YOUR GOAL
Below are some records. Pull every line that contains the word "ทรสาคร".

RECORDED INFORMATION
· · · · ·
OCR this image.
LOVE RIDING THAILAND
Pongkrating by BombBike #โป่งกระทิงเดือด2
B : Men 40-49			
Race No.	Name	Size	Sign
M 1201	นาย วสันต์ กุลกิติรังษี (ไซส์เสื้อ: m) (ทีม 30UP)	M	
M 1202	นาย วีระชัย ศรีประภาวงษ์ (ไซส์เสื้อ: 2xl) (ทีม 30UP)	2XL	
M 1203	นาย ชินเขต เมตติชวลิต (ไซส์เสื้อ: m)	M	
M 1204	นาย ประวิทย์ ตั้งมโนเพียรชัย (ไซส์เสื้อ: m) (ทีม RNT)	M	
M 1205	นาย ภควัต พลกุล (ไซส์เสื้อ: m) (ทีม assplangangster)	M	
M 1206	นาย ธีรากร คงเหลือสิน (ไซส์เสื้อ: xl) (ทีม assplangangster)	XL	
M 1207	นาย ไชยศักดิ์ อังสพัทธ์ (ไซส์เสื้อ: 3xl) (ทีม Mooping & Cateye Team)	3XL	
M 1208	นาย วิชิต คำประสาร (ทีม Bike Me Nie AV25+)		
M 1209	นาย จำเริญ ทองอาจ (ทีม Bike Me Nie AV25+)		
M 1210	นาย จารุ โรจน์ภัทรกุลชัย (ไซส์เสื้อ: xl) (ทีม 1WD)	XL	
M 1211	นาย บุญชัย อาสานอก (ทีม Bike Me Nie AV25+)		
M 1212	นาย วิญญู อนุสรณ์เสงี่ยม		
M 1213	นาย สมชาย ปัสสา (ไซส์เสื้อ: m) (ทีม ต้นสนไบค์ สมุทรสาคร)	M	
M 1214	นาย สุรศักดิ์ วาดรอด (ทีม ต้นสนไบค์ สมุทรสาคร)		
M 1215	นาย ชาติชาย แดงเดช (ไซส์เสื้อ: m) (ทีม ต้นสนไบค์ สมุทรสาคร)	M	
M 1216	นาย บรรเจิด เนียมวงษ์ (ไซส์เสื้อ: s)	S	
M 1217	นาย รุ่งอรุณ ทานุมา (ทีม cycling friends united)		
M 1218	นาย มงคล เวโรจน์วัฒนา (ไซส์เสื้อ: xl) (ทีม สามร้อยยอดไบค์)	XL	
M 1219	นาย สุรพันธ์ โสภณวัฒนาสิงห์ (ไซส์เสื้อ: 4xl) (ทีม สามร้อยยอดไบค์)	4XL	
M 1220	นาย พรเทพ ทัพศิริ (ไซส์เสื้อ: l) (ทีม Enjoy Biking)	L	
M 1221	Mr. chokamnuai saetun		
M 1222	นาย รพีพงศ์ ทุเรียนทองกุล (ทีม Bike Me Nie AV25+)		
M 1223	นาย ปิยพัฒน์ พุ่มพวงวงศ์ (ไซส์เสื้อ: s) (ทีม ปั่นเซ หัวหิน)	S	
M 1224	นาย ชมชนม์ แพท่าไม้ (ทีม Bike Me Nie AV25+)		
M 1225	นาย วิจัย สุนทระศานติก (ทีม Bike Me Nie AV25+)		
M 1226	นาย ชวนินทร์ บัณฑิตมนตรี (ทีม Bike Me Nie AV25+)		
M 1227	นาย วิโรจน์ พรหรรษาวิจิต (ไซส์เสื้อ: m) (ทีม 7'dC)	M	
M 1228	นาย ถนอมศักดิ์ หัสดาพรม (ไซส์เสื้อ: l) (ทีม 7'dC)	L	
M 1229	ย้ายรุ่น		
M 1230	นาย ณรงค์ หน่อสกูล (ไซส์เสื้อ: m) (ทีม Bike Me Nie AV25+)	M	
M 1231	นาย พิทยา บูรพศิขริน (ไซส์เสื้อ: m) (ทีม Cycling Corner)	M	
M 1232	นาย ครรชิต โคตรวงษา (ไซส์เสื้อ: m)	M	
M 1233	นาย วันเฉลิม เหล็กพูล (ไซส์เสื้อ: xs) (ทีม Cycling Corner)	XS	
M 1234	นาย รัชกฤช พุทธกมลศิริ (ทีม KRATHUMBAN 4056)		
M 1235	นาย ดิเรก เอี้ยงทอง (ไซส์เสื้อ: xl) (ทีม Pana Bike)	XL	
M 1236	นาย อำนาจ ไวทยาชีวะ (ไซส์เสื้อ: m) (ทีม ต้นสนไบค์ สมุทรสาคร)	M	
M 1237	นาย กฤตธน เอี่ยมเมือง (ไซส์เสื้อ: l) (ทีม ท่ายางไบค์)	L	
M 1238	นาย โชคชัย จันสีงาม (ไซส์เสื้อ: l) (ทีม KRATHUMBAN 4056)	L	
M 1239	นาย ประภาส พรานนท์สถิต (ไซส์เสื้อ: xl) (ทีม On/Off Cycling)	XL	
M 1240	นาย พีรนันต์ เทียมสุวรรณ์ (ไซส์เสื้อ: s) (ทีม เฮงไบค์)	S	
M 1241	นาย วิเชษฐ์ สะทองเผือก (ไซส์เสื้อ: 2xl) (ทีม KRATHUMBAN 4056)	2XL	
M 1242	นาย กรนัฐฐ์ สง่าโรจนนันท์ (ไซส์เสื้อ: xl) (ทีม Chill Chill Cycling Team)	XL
· · · · ·
WRITTEN SOLUTION
M 1213	นาย สมชาย ปัสสา (ไซส์เสื้อ: m) (ทีม ต้นสนไบค์ สมุทรสาคร)	M	
M 1214	นาย สุรศักดิ์ วาดรอด (ทีม ต้นสนไบค์ สมุทรสาคร)		
M 1215	นาย ชาติชาย แดงเดช (ไซส์เสื้อ: m) (ทีม ต้นสนไบค์ สมุทรสาคร)	M	
M 1236	นาย อำนาจ ไวทยาชีวะ (ไซส์เสื้อ: m) (ทีม ต้นสนไบค์ สมุทรสาคร)	M	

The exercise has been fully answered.